= Written instruction =
Quote the data below in full, please, without altering anything.

[Data items]

▽

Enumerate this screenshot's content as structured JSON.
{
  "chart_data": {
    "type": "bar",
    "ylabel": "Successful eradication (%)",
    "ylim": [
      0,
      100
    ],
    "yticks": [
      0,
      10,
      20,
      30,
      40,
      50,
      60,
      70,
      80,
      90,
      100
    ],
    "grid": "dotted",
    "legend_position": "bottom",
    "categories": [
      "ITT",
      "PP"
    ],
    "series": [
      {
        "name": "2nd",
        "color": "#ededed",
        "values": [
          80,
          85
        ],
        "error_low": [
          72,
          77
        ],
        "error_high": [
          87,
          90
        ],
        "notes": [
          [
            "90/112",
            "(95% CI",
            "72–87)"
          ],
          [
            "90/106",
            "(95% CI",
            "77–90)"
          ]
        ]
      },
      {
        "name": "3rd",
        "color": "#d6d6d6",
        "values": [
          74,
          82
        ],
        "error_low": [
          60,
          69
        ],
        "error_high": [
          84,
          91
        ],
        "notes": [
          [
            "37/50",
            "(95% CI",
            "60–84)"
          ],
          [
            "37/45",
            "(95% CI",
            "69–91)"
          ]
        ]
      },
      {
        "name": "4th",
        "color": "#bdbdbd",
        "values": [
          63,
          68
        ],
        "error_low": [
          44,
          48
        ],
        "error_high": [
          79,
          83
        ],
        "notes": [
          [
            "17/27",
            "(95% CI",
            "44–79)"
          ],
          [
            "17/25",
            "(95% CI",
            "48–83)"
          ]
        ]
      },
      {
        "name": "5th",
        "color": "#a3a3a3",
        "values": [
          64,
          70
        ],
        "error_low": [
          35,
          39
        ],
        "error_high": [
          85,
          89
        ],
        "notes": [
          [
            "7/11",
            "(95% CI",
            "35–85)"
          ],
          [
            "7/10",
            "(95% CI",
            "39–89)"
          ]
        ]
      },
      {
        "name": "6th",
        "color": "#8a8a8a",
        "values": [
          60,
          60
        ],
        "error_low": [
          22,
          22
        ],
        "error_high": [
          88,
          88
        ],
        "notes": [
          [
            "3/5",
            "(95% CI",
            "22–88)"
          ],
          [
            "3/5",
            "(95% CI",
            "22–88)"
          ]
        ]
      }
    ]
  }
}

△

= Output for this task =
Enumerate this screenshot's content as structured JSON.
{
  "chart_data": {
    "type": "bar",
    "ylabel": "Successful eradication (%)",
    "ylim": [
      0,
      100
    ],
    "yticks": [
      0,
      10,
      20,
      30,
      40,
      50,
      60,
      70,
      80,
      90,
      100
    ],
    "grid": "dotted",
    "legend_position": "bottom",
    "categories": [
      "ITT",
      "PP"
    ],
    "series": [
      {
        "name": "2nd",
        "color": "#ededed",
        "values": [
          80,
          85
        ],
        "error_low": [
          72,
          77
        ],
        "error_high": [
          87,
          90
        ],
        "notes": [
          [
            "90/112",
            "(95% CI",
            "72–87)"
          ],
          [
            "90/106",
            "(95% CI",
            "77–90)"
          ]
        ]
      },
      {
        "name": "3rd",
        "color": "#d6d6d6",
        "values": [
          74,
          82
        ],
        "error_low": [
          60,
          69
        ],
        "error_high": [
          84,
          91
        ],
        "notes": [
          [
            "37/50",
            "(95% CI",
            "60–84)"
          ],
          [
            "37/45",
            "(95% CI",
            "69–91)"
          ]
        ]
      },
      {
        "name": "4th",
        "color": "#bdbdbd",
        "values": [
          63,
          68
        ],
        "error_low": [
          44,
          48
        ],
        "error_high": [
          79,
          83
        ],
        "notes": [
          [
            "17/27",
            "(95% CI",
            "44–79)"
          ],
          [
            "17/25",
            "(95% CI",
            "48–83)"
          ]
        ]
      },
      {
        "name": "5th",
        "color": "#a3a3a3",
        "values": [
          64,
          70
        ],
        "error_low": [
          35,
          39
        ],
        "error_high": [
          85,
          89
        ],
        "notes": [
          [
            "7/11",
            "(95% CI",
            "35–85)"
          ],
          [
            "7/10",
            "(95% CI",
            "39–89)"
          ]
        ]
      },
      {
        "name": "6th",
        "color": "#8a8a8a",
        "values": [
          60,
          60
        ],
        "error_low": [
          22,
          22
        ],
        "error_high": [
          88,
          88
        ],
        "notes": [
          [
            "3/5",
            "(95% CI",
            "22–88)"
          ],
          [
            "3/5",
            "(95% CI",
            "22–88)"
          ]
        ]
      }
    ]
  }
}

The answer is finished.